STATED TASK. Write out the entries below once more, exactly, with the pictures left out.

GIVEN RECORDS.

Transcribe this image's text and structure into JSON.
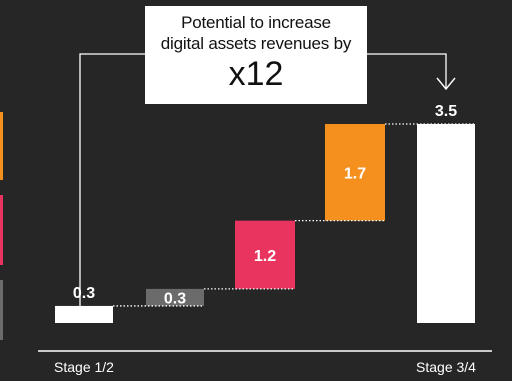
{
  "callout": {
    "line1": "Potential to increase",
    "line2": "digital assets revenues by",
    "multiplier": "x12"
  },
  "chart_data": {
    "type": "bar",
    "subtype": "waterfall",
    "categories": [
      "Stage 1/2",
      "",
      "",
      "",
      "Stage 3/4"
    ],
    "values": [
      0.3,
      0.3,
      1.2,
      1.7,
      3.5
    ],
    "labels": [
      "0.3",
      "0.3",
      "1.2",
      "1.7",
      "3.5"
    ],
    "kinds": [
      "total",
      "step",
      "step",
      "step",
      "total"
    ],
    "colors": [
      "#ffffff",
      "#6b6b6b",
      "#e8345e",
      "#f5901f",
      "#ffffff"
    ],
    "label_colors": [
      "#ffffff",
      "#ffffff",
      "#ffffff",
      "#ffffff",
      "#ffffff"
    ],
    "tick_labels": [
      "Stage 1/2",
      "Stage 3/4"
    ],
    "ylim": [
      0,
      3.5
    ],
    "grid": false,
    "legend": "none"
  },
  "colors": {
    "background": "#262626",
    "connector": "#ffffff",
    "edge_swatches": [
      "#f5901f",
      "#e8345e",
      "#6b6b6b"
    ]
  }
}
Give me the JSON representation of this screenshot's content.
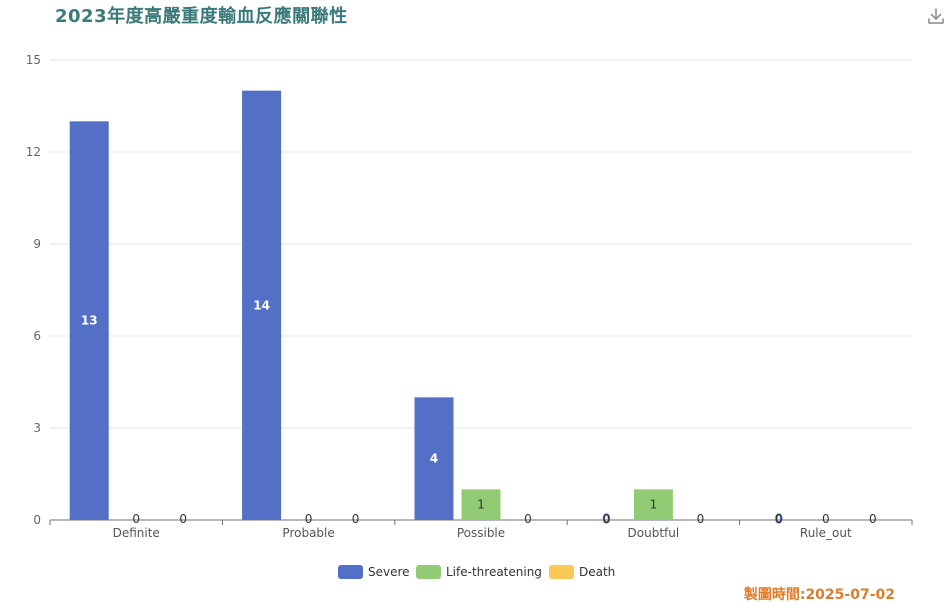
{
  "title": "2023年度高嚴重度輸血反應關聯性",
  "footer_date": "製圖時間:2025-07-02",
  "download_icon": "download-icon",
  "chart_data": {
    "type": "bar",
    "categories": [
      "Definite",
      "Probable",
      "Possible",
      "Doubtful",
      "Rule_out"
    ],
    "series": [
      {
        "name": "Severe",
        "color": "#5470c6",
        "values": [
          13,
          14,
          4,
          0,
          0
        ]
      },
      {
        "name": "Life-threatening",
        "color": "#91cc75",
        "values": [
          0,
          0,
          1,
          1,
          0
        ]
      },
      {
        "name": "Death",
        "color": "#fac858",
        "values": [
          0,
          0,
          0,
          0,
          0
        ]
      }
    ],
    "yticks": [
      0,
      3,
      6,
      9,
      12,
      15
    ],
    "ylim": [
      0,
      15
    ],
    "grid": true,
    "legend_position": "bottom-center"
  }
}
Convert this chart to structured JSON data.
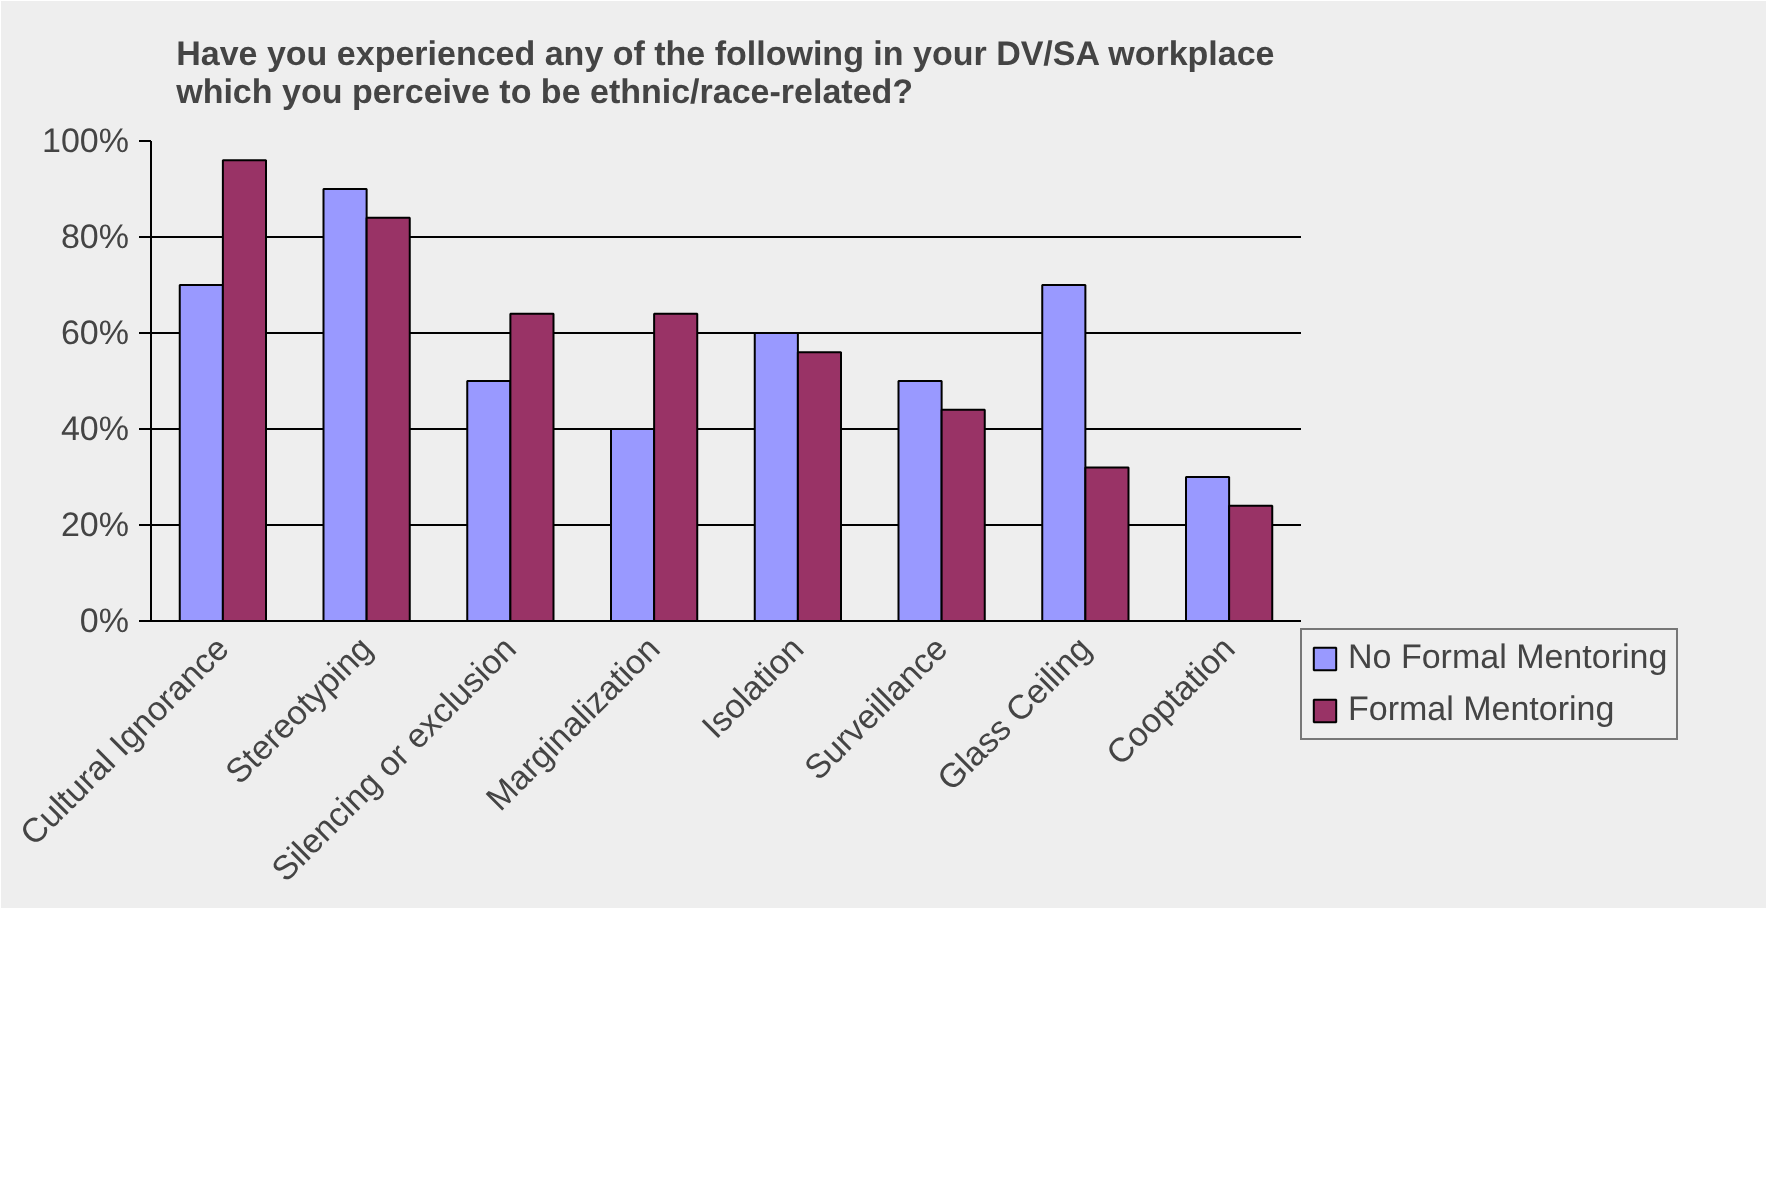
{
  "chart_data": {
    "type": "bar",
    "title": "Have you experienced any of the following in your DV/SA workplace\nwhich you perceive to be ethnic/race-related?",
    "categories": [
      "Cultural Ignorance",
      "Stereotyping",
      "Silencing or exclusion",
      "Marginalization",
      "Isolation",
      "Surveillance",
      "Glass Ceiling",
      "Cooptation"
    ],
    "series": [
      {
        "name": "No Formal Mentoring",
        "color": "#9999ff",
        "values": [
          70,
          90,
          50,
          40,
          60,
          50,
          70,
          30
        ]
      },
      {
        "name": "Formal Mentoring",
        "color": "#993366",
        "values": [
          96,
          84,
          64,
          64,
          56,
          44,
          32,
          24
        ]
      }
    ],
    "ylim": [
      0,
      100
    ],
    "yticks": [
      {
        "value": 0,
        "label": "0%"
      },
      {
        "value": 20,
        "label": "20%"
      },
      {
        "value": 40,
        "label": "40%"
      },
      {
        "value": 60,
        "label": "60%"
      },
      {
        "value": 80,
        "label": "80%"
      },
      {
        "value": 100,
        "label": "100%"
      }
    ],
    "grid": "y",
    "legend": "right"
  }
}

RESPONSE TO THE TASK.
Transcribe this image's text and structure into JSON.
{
  "callout": {
    "line1": "Potential to increase",
    "line2": "digital assets revenues by",
    "multiplier": "x12"
  },
  "chart_data": {
    "type": "bar",
    "subtype": "waterfall",
    "categories": [
      "Stage 1/2",
      "",
      "",
      "",
      "Stage 3/4"
    ],
    "values": [
      0.3,
      0.3,
      1.2,
      1.7,
      3.5
    ],
    "labels": [
      "0.3",
      "0.3",
      "1.2",
      "1.7",
      "3.5"
    ],
    "kinds": [
      "total",
      "step",
      "step",
      "step",
      "total"
    ],
    "colors": [
      "#ffffff",
      "#6b6b6b",
      "#e8345e",
      "#f5901f",
      "#ffffff"
    ],
    "label_colors": [
      "#ffffff",
      "#ffffff",
      "#ffffff",
      "#ffffff",
      "#ffffff"
    ],
    "tick_labels": [
      "Stage 1/2",
      "Stage 3/4"
    ],
    "ylim": [
      0,
      3.5
    ],
    "grid": false,
    "legend": "none"
  },
  "colors": {
    "background": "#262626",
    "connector": "#ffffff",
    "edge_swatches": [
      "#f5901f",
      "#e8345e",
      "#6b6b6b"
    ]
  }
}
Give me the JSON representation of this screenshot's content.
{
  "title": "2023年度高嚴重度輸血反應關聯性",
  "footer_date": "製圖時間:2025-07-02",
  "download_icon": "download-icon",
  "chart_data": {
    "type": "bar",
    "categories": [
      "Definite",
      "Probable",
      "Possible",
      "Doubtful",
      "Rule_out"
    ],
    "series": [
      {
        "name": "Severe",
        "color": "#5470c6",
        "values": [
          13,
          14,
          4,
          0,
          0
        ]
      },
      {
        "name": "Life-threatening",
        "color": "#91cc75",
        "values": [
          0,
          0,
          1,
          1,
          0
        ]
      },
      {
        "name": "Death",
        "color": "#fac858",
        "values": [
          0,
          0,
          0,
          0,
          0
        ]
      }
    ],
    "yticks": [
      0,
      3,
      6,
      9,
      12,
      15
    ],
    "ylim": [
      0,
      15
    ],
    "grid": true,
    "legend_position": "bottom-center"
  }
}
Convert this chart to structured JSON data.
{
  "chart_data": {
    "type": "bar",
    "title": "Have you experienced any of the following in your DV/SA workplace\nwhich you perceive to be ethnic/race-related?",
    "categories": [
      "Cultural Ignorance",
      "Stereotyping",
      "Silencing or exclusion",
      "Marginalization",
      "Isolation",
      "Surveillance",
      "Glass Ceiling",
      "Cooptation"
    ],
    "series": [
      {
        "name": "No Formal Mentoring",
        "color": "#9999ff",
        "values": [
          70,
          90,
          50,
          40,
          60,
          50,
          70,
          30
        ]
      },
      {
        "name": "Formal Mentoring",
        "color": "#993366",
        "values": [
          96,
          84,
          64,
          64,
          56,
          44,
          32,
          24
        ]
      }
    ],
    "ylim": [
      0,
      100
    ],
    "yticks": [
      {
        "value": 0,
        "label": "0%"
      },
      {
        "value": 20,
        "label": "20%"
      },
      {
        "value": 40,
        "label": "40%"
      },
      {
        "value": 60,
        "label": "60%"
      },
      {
        "value": 80,
        "label": "80%"
      },
      {
        "value": 100,
        "label": "100%"
      }
    ],
    "grid": "y",
    "legend": "right"
  }
}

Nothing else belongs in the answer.